■ **INSTRUCTIONS TO FOLLOW**
Find each line with the word "heterogeneity" and copy it.

■ **RAW RECORDS**

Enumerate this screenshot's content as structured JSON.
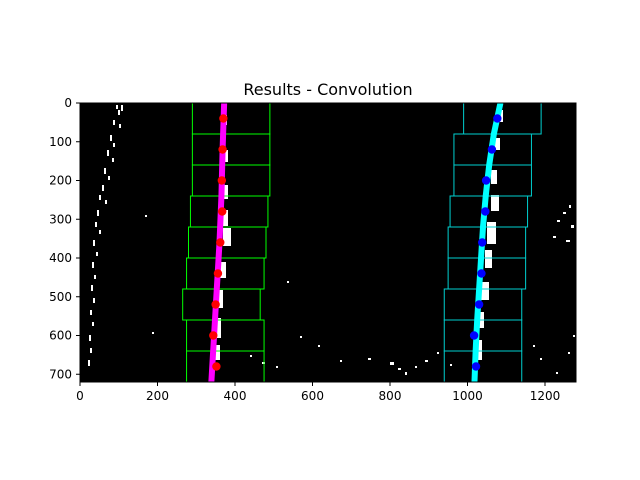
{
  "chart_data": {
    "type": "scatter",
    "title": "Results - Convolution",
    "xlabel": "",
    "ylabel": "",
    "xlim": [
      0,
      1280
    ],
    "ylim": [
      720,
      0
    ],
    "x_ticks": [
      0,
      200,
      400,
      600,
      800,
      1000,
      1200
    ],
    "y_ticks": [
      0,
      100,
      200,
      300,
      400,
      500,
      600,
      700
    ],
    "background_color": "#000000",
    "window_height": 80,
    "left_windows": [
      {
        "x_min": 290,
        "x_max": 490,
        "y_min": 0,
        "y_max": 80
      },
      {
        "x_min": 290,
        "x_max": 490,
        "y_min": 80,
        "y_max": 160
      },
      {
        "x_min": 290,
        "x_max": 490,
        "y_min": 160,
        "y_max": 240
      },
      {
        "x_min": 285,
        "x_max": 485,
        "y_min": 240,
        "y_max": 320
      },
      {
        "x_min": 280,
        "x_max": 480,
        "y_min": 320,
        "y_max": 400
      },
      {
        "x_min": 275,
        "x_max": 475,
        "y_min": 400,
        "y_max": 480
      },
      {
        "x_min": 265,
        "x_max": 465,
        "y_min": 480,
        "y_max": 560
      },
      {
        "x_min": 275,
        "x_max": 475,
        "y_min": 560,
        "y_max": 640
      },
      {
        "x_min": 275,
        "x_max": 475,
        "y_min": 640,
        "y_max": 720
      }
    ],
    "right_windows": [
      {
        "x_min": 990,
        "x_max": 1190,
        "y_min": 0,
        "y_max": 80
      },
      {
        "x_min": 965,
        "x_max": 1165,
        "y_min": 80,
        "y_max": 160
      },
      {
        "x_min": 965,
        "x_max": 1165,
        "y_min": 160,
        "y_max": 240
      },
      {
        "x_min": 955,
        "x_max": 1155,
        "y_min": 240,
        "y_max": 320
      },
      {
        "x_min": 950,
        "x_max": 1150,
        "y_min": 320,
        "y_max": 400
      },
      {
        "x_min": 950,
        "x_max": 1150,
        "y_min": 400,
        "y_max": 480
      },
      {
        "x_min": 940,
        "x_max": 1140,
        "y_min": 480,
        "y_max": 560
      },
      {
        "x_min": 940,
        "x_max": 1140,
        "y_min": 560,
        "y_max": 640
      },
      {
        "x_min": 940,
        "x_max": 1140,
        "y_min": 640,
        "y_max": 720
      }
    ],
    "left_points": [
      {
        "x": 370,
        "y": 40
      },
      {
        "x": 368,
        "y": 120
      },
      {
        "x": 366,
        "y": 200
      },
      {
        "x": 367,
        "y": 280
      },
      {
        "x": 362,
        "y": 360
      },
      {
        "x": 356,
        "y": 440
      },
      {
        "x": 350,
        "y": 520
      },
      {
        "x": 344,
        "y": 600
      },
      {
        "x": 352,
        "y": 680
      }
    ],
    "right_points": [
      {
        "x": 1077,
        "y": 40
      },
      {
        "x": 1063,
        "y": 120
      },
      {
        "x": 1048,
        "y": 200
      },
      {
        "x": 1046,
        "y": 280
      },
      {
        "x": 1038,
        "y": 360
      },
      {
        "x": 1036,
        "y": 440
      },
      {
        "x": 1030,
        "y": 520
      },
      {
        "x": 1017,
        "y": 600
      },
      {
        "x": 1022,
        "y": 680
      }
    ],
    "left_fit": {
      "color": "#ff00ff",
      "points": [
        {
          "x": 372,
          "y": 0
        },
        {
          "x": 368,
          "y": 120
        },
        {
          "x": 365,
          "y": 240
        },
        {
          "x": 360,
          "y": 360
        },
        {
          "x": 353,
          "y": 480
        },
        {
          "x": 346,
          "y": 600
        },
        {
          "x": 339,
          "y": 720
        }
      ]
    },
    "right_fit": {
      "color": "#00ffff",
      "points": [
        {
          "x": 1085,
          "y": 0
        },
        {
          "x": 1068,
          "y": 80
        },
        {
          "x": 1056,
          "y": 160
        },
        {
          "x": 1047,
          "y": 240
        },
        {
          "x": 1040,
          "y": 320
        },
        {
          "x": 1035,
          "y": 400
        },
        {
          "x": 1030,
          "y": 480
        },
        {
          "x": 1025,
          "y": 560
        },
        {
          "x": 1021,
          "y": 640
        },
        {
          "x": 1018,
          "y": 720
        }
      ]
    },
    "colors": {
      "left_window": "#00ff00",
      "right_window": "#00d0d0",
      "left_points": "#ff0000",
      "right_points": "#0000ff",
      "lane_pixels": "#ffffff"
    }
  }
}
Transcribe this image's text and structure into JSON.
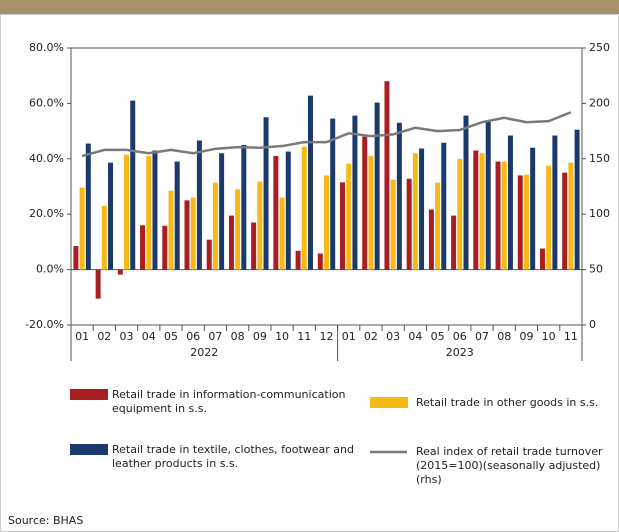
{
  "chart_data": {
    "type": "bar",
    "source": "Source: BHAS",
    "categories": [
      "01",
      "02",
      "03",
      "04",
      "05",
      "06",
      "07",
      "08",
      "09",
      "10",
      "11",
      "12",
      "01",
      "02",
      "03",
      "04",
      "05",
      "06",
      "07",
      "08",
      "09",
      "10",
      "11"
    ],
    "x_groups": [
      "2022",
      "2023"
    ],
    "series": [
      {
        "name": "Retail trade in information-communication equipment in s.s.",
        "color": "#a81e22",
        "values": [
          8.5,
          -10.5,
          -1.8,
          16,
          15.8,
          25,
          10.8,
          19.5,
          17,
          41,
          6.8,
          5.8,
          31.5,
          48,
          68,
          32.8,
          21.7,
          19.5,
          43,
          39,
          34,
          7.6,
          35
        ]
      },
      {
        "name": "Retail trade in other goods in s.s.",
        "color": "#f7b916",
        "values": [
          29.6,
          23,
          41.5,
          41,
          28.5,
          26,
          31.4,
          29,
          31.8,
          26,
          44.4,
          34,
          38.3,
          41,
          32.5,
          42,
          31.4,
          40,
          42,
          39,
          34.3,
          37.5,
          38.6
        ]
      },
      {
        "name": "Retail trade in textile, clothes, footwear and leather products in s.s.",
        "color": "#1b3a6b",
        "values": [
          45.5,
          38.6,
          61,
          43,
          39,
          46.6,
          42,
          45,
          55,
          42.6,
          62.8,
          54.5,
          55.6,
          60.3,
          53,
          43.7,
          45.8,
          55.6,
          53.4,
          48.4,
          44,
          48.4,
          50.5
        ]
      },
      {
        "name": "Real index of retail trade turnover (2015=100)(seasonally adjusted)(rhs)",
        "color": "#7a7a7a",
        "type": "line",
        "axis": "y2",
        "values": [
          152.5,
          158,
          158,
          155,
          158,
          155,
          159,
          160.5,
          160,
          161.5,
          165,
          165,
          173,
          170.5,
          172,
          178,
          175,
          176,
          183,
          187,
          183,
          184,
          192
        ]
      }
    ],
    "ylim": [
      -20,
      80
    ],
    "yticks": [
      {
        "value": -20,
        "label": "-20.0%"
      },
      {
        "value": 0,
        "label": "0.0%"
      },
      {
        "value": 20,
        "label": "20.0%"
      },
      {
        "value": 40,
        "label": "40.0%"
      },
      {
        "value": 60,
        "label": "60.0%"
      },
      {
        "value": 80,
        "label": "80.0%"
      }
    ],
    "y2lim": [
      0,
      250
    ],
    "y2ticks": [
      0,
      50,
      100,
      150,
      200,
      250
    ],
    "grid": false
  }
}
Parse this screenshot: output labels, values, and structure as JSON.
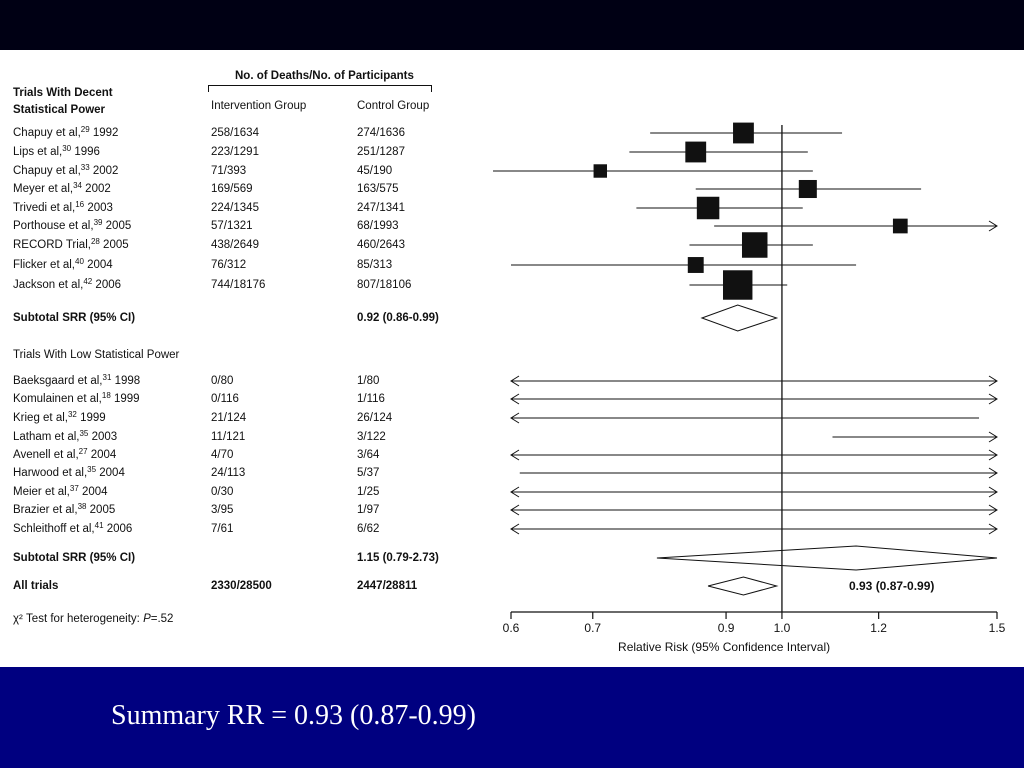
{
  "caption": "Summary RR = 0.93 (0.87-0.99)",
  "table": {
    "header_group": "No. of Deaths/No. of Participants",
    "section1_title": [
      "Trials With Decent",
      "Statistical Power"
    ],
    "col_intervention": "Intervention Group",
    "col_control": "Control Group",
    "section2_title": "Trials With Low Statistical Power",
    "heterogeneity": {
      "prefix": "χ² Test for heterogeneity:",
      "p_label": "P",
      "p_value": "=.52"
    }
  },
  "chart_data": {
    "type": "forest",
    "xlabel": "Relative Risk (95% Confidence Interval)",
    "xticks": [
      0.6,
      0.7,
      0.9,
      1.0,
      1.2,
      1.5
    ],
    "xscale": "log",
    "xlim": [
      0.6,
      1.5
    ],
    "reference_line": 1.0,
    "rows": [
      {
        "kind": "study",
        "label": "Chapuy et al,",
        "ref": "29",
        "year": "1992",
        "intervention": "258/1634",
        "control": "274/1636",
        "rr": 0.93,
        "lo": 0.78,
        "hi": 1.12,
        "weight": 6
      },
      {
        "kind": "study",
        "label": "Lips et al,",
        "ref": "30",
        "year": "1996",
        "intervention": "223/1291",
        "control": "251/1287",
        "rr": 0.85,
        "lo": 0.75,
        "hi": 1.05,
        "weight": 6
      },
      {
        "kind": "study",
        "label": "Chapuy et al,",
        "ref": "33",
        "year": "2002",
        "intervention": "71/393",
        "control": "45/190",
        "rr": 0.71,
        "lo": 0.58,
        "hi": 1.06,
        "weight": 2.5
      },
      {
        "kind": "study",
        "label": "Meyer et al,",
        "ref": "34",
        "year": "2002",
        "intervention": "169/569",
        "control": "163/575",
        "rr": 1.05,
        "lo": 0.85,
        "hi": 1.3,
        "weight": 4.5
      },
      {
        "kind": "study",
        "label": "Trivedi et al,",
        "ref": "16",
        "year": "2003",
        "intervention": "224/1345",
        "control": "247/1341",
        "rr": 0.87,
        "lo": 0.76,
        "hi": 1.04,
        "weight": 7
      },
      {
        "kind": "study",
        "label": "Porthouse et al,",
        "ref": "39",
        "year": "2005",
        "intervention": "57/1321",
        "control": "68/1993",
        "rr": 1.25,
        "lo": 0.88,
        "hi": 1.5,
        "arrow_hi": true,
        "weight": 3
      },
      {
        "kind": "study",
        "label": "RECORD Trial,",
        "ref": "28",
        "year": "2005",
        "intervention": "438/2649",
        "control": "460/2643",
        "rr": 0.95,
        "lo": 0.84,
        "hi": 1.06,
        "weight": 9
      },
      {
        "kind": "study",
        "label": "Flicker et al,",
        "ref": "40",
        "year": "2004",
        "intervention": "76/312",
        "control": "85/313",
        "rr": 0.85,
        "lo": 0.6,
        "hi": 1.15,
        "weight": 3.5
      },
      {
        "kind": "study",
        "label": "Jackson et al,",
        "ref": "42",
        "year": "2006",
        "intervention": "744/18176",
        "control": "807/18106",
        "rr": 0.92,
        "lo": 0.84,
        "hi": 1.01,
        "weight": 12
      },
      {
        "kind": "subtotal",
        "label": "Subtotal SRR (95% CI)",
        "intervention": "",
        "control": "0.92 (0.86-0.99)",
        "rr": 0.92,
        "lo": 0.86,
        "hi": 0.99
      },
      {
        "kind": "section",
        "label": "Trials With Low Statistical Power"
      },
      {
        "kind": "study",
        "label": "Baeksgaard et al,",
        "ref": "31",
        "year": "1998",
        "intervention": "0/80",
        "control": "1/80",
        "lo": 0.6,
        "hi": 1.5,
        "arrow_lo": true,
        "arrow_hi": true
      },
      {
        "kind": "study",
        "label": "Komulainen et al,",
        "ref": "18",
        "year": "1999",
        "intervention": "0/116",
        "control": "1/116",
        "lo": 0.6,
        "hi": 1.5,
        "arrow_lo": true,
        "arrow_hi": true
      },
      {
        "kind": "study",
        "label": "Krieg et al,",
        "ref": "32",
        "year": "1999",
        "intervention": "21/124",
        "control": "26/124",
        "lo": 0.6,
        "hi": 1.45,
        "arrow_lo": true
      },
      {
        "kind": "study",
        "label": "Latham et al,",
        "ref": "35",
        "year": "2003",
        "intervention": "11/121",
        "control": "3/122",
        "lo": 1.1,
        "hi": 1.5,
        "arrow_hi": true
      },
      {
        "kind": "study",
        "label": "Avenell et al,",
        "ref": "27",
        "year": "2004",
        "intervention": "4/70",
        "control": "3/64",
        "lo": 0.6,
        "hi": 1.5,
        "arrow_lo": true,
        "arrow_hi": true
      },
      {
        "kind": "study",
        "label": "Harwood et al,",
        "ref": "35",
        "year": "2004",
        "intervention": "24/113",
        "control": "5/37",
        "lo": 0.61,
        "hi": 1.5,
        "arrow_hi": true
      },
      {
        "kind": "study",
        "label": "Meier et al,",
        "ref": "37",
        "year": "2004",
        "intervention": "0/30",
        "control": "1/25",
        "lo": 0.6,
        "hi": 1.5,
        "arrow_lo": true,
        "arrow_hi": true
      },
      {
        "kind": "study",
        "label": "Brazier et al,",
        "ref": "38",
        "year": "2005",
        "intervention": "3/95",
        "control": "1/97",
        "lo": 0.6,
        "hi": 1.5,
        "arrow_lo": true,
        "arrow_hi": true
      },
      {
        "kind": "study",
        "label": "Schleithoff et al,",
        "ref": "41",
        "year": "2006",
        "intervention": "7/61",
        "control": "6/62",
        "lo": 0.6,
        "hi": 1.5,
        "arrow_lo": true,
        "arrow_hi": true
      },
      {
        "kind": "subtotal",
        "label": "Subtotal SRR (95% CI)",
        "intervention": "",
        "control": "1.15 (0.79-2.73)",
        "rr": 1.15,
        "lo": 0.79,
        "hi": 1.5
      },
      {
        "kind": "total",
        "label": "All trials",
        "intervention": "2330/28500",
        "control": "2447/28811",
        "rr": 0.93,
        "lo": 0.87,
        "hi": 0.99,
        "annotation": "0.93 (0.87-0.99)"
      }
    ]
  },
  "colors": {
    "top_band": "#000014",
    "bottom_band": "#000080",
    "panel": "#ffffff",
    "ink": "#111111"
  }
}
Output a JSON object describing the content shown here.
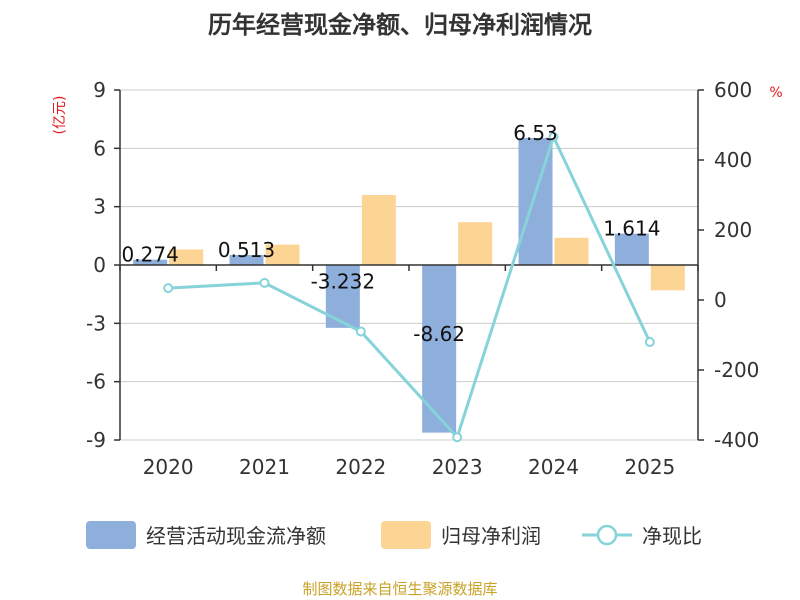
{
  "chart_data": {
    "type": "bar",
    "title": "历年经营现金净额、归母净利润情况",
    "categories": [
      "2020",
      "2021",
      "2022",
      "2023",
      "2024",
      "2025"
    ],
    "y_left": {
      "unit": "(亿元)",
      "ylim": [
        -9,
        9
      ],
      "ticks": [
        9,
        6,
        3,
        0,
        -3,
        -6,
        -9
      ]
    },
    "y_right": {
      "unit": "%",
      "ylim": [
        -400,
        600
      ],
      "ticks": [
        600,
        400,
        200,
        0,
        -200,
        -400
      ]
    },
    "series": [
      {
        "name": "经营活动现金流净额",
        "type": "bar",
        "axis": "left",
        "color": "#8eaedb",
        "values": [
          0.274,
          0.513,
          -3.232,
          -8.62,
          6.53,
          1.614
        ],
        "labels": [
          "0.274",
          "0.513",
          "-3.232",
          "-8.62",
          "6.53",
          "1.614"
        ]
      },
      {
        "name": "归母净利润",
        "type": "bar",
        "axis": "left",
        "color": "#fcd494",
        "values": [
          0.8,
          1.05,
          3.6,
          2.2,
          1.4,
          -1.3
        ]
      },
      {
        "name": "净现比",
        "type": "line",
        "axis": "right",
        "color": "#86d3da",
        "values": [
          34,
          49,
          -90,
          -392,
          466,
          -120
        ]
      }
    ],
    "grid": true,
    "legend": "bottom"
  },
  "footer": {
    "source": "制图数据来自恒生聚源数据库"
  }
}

■ **THE REPLY**
    "heterogeneity": {
      "prefix": "χ² Test for heterogeneity:",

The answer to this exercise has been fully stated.